---------- Dataset records
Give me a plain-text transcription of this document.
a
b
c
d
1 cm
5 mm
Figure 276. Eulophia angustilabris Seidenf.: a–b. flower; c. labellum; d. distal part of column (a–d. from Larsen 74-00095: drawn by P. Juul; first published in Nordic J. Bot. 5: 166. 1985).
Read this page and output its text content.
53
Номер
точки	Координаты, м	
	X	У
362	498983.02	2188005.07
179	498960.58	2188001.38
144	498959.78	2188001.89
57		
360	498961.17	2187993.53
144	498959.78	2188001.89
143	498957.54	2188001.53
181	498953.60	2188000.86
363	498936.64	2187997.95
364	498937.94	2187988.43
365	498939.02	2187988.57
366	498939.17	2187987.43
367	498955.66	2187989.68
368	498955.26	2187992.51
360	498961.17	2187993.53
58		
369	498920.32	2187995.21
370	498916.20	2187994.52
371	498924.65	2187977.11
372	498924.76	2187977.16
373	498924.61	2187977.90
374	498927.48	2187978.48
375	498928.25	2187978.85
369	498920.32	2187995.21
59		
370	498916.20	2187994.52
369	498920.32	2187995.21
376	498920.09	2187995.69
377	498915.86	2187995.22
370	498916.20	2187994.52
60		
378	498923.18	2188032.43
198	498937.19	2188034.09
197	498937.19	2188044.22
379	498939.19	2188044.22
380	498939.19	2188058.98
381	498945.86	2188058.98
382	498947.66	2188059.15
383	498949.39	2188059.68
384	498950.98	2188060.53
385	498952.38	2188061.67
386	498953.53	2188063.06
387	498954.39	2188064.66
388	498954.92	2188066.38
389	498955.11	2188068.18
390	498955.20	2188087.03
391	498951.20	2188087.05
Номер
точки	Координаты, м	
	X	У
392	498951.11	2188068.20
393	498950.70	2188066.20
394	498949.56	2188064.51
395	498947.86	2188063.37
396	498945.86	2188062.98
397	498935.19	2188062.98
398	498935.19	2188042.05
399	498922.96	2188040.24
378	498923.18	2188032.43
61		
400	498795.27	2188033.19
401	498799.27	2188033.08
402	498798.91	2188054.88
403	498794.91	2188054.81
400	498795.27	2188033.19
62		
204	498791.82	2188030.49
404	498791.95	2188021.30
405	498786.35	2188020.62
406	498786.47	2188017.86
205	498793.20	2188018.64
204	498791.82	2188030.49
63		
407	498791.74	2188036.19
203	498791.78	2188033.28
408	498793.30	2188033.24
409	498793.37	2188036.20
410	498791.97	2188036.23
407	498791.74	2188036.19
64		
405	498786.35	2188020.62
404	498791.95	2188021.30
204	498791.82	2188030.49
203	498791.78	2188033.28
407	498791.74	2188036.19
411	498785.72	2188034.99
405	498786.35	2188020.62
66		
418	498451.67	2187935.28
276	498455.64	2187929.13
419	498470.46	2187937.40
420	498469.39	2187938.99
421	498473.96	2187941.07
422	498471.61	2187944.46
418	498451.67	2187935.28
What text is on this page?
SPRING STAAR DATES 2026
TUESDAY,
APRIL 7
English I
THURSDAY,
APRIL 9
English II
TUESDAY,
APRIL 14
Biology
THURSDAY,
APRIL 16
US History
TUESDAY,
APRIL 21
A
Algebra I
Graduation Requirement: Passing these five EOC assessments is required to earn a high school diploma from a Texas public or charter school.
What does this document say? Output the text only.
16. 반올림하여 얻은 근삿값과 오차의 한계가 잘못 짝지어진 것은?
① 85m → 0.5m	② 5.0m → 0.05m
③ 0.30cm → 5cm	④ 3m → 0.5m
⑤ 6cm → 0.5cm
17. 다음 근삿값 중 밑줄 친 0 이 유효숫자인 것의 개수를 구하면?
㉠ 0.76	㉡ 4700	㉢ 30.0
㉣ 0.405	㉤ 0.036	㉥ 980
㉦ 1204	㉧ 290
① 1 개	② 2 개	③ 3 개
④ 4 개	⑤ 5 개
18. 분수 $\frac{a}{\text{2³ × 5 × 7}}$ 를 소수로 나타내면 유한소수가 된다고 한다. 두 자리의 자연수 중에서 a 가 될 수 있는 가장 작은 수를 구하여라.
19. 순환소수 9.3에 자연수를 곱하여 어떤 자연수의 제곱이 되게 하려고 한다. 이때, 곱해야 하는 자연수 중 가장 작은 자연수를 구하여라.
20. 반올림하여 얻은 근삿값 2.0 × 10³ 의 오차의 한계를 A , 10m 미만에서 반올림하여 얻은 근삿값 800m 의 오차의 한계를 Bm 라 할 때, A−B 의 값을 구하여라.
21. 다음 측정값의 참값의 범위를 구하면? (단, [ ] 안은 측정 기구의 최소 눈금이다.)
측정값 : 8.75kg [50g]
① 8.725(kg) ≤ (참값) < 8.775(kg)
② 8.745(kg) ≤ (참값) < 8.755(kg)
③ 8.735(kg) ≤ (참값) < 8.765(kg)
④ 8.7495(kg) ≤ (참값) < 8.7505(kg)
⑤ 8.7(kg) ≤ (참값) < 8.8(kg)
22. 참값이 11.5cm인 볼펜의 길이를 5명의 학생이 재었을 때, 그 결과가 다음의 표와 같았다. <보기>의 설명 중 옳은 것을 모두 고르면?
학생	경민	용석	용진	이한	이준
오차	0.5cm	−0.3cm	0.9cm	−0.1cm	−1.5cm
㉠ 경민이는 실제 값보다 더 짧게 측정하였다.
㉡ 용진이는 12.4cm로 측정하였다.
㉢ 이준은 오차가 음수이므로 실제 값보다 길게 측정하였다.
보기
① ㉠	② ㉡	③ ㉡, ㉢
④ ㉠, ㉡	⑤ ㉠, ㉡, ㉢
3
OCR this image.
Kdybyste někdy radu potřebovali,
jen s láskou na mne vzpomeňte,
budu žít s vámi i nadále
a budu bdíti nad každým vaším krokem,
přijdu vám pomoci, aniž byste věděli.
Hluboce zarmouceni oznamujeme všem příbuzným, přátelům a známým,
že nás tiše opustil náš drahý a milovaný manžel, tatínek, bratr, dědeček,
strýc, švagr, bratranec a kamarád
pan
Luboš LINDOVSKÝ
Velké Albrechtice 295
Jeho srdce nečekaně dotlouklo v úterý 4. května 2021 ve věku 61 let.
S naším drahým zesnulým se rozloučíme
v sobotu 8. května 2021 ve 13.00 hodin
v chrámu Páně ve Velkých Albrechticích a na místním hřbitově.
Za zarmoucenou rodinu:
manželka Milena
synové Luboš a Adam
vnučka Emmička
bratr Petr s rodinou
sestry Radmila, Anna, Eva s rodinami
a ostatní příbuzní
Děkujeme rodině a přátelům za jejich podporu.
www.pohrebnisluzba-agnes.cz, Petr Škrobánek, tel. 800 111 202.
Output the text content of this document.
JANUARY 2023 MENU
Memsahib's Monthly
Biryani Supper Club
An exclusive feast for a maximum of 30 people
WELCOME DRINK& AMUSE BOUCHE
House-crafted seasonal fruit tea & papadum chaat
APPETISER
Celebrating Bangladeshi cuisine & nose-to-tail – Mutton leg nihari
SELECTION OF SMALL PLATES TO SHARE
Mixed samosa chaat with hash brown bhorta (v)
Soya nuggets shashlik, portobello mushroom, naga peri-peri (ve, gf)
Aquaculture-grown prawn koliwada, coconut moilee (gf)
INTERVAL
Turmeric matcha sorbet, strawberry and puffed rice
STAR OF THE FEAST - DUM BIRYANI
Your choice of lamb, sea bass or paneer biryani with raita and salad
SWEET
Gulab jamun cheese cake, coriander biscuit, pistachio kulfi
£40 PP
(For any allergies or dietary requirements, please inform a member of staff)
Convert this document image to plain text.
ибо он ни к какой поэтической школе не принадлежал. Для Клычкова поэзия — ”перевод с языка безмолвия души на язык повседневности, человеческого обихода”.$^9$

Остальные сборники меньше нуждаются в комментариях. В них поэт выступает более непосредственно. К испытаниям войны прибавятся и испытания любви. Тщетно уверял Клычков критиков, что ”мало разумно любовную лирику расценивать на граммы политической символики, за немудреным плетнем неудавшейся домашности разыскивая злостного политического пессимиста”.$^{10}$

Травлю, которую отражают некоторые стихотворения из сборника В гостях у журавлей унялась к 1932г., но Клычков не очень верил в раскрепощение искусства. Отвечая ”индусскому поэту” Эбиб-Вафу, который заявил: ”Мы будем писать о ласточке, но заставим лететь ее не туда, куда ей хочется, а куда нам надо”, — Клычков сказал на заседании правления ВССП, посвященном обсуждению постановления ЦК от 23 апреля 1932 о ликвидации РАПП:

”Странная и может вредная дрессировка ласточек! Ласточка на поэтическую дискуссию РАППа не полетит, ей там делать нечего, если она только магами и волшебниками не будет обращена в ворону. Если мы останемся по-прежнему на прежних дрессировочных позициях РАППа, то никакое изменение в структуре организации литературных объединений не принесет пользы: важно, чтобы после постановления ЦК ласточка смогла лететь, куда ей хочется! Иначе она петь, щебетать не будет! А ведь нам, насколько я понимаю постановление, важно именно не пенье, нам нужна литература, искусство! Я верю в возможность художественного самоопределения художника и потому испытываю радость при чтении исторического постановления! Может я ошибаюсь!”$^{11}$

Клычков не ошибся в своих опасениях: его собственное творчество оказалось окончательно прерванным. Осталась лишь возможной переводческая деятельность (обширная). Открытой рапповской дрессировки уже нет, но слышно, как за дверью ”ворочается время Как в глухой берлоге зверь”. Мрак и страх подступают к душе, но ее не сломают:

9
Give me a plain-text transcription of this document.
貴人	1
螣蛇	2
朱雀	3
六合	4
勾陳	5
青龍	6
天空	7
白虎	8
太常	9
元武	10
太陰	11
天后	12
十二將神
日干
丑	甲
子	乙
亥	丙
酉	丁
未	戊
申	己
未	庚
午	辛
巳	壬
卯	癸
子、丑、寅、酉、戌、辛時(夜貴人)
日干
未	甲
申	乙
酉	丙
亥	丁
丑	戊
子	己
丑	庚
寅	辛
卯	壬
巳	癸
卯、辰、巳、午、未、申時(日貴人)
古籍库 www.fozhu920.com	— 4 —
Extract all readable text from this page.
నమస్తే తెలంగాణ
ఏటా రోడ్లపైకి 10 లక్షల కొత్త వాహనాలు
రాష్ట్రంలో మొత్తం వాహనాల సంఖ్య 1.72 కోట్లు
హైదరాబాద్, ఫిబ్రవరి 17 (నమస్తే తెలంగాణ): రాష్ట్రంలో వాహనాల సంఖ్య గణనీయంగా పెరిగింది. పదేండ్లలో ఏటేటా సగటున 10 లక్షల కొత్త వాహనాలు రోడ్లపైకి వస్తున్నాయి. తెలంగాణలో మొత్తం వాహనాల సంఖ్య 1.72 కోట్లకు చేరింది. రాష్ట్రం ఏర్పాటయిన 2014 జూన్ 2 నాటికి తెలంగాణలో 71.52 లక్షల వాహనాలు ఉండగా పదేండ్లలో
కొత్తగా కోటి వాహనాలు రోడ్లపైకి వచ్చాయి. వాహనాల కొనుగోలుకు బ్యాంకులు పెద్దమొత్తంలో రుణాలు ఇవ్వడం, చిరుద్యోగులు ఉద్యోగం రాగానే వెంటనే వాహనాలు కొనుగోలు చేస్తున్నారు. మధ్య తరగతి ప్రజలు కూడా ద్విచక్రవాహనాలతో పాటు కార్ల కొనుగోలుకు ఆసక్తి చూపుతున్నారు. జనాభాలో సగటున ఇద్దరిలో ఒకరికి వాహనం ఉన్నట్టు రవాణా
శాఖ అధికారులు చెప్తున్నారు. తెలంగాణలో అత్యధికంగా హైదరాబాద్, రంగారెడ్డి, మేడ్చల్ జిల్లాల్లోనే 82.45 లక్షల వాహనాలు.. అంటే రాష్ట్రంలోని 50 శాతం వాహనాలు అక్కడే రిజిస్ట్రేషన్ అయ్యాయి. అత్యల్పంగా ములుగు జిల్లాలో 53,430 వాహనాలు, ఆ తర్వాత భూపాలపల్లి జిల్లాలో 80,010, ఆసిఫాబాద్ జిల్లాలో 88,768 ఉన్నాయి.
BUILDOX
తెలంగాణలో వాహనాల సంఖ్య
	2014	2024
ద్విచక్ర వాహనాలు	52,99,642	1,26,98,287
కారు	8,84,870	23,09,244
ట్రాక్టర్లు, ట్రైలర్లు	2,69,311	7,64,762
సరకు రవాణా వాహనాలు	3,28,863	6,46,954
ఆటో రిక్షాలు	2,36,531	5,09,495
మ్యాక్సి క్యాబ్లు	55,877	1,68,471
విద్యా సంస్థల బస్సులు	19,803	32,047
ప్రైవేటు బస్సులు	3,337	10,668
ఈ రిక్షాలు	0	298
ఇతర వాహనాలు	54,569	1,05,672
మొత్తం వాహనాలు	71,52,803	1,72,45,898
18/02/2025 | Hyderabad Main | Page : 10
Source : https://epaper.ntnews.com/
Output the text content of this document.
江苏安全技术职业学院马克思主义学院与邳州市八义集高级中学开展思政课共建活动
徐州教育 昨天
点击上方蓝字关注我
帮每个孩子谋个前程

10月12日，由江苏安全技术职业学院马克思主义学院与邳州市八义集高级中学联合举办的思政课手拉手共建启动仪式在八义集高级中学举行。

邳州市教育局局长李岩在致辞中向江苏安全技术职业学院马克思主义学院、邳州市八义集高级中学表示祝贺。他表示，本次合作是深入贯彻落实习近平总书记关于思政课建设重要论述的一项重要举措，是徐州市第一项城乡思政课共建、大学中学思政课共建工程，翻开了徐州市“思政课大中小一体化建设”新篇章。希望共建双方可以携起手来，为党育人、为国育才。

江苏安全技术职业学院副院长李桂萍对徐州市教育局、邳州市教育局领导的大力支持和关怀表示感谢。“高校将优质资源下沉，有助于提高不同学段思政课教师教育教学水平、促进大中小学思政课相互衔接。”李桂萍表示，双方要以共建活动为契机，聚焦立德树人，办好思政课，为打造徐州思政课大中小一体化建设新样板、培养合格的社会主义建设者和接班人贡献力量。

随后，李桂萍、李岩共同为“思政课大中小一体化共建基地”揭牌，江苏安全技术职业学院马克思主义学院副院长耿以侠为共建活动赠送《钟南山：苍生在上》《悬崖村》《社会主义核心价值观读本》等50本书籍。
--------------------
* Task to carry out: Show all lines from the records above where the word "text" occurs.

* Final result:
Give me a plain-text transcription of this document.
Read this page and output its text content.
What text is on this page?
What does this document say? Output the text only.
18. 분수 $\frac{a}{\text{2³ × 5 × 7}}$ 를 소수로 나타내면 유한소수가 된다고 한다. 두 자리의 자연수 중에서 a 가 될 수 있는 가장 작은 수를 구하여라.
Output the text content of this document.
Convert this document image to plain text.
Give me a plain-text transcription of this document.
Extract all readable text from this page.
Output the text content of this document.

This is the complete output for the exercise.